• WRITTEN EXERCISE:
Extract every record, keeping each one exactly as it is.

=====

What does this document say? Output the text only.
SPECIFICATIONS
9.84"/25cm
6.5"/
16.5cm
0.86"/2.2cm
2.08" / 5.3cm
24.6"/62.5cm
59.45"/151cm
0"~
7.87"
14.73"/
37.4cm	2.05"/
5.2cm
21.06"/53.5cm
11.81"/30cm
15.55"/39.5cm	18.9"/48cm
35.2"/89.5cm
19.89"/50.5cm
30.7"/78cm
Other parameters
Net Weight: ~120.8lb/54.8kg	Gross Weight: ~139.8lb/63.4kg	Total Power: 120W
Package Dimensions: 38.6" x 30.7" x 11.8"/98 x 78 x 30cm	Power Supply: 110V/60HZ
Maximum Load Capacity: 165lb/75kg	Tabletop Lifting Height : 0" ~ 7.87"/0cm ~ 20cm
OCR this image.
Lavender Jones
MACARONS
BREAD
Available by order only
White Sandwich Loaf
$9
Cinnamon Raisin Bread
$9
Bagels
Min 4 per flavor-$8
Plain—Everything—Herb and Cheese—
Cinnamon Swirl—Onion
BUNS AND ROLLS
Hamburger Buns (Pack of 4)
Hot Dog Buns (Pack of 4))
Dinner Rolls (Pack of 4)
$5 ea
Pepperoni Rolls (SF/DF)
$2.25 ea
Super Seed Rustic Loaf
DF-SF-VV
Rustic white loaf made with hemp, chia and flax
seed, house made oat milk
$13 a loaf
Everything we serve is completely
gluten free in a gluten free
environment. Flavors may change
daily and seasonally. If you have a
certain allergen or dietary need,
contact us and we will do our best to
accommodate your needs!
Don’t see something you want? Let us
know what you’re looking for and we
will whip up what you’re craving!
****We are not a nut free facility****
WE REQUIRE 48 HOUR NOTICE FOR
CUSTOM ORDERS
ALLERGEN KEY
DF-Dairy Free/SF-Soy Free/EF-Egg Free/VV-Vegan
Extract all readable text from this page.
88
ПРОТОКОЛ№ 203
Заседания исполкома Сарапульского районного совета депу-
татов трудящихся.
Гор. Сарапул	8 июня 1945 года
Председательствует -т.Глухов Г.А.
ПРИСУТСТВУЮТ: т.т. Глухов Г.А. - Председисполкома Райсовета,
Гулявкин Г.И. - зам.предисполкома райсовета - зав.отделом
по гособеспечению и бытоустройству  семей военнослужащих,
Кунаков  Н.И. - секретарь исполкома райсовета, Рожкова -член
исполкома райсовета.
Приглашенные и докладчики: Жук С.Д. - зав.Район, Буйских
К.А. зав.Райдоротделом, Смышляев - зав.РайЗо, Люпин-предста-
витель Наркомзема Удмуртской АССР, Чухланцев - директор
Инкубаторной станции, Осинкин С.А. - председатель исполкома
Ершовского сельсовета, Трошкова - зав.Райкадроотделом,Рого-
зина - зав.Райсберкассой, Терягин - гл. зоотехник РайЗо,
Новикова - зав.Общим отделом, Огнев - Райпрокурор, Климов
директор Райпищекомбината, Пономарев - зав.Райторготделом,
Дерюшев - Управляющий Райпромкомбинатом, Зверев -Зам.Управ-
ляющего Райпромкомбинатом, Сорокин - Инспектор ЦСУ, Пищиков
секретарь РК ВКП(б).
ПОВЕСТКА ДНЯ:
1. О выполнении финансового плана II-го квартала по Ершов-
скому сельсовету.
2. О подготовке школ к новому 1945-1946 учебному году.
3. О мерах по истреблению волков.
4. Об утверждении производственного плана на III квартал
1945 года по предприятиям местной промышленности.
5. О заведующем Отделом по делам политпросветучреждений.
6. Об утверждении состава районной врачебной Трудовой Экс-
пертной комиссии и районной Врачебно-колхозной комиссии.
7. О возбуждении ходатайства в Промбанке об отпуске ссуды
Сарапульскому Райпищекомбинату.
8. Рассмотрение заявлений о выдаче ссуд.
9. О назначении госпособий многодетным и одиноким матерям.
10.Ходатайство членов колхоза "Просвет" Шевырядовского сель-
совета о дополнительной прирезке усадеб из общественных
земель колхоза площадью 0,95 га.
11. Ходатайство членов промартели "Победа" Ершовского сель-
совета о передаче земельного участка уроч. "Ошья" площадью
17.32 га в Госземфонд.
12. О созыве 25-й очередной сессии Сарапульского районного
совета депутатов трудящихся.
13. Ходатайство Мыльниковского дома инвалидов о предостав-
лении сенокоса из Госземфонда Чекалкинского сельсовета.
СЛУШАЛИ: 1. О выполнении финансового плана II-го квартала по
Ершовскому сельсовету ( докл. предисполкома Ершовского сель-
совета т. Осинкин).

=====

• COMPLETE ANSWER:
What does this document say? Output the text only.
SPECIFICATIONS
9.84"/25cm
6.5"/
16.5cm
0.86"/2.2cm
2.08" / 5.3cm
24.6"/62.5cm
59.45"/151cm
0"~
7.87"
14.73"/
37.4cm	2.05"/
5.2cm
21.06"/53.5cm
11.81"/30cm
15.55"/39.5cm	18.9"/48cm
35.2"/89.5cm
19.89"/50.5cm
30.7"/78cm
Other parameters
Net Weight: ~120.8lb/54.8kg	Gross Weight: ~139.8lb/63.4kg	Total Power: 120W
Package Dimensions: 38.6" x 30.7" x 11.8"/98 x 78 x 30cm	Power Supply: 110V/60HZ
Maximum Load Capacity: 165lb/75kg	Tabletop Lifting Height : 0" ~ 7.87"/0cm ~ 20cm
OCR this image.
Lavender Jones
MACARONS
BREAD
Available by order only
White Sandwich Loaf
$9
Cinnamon Raisin Bread
$9
Bagels
Min 4 per flavor-$8
Plain—Everything—Herb and Cheese—
Cinnamon Swirl—Onion
BUNS AND ROLLS
Hamburger Buns (Pack of 4)
Hot Dog Buns (Pack of 4))
Dinner Rolls (Pack of 4)
$5 ea
Pepperoni Rolls (SF/DF)
$2.25 ea
Super Seed Rustic Loaf
DF-SF-VV
Rustic white loaf made with hemp, chia and flax
seed, house made oat milk
$13 a loaf
Everything we serve is completely
gluten free in a gluten free
environment. Flavors may change
daily and seasonally. If you have a
certain allergen or dietary need,
contact us and we will do our best to
accommodate your needs!
Don’t see something you want? Let us
know what you’re looking for and we
will whip up what you’re craving!
****We are not a nut free facility****
WE REQUIRE 48 HOUR NOTICE FOR
CUSTOM ORDERS
ALLERGEN KEY
DF-Dairy Free/SF-Soy Free/EF-Egg Free/VV-Vegan
Extract all readable text from this page.
88
ПРОТОКОЛ№ 203
Заседания исполкома Сарапульского районного совета депу-
татов трудящихся.
Гор. Сарапул	8 июня 1945 года
Председательствует -т.Глухов Г.А.
ПРИСУТСТВУЮТ: т.т. Глухов Г.А. - Председисполкома Райсовета,
Гулявкин Г.И. - зам.предисполкома райсовета - зав.отделом
по гособеспечению и бытоустройству  семей военнослужащих,
Кунаков  Н.И. - секретарь исполкома райсовета, Рожкова -член
исполкома райсовета.
Приглашенные и докладчики: Жук С.Д. - зав.Район, Буйских
К.А. зав.Райдоротделом, Смышляев - зав.РайЗо, Люпин-предста-
витель Наркомзема Удмуртской АССР, Чухланцев - директор
Инкубаторной станции, Осинкин С.А. - председатель исполкома
Ершовского сельсовета, Трошкова - зав.Райкадроотделом,Рого-
зина - зав.Райсберкассой, Терягин - гл. зоотехник РайЗо,
Новикова - зав.Общим отделом, Огнев - Райпрокурор, Климов
директор Райпищекомбината, Пономарев - зав.Райторготделом,
Дерюшев - Управляющий Райпромкомбинатом, Зверев -Зам.Управ-
ляющего Райпромкомбинатом, Сорокин - Инспектор ЦСУ, Пищиков
секретарь РК ВКП(б).
ПОВЕСТКА ДНЯ:
1. О выполнении финансового плана II-го квартала по Ершов-
скому сельсовету.
2. О подготовке школ к новому 1945-1946 учебному году.
3. О мерах по истреблению волков.
4. Об утверждении производственного плана на III квартал
1945 года по предприятиям местной промышленности.
5. О заведующем Отделом по делам политпросветучреждений.
6. Об утверждении состава районной врачебной Трудовой Экс-
пертной комиссии и районной Врачебно-колхозной комиссии.
7. О возбуждении ходатайства в Промбанке об отпуске ссуды
Сарапульскому Райпищекомбинату.
8. Рассмотрение заявлений о выдаче ссуд.
9. О назначении госпособий многодетным и одиноким матерям.
10.Ходатайство членов колхоза "Просвет" Шевырядовского сель-
совета о дополнительной прирезке усадеб из общественных
земель колхоза площадью 0,95 га.
11. Ходатайство членов промартели "Победа" Ершовского сель-
совета о передаче земельного участка уроч. "Ошья" площадью
17.32 га в Госземфонд.
12. О созыве 25-й очередной сессии Сарапульского районного
совета депутатов трудящихся.
13. Ходатайство Мыльниковского дома инвалидов о предостав-
лении сенокоса из Госземфонда Чекалкинского сельсовета.
СЛУШАЛИ: 1. О выполнении финансового плана II-го квартала по
Ершовскому сельсовету ( докл. предисполкома Ершовского сель-
совета т. Осинкин).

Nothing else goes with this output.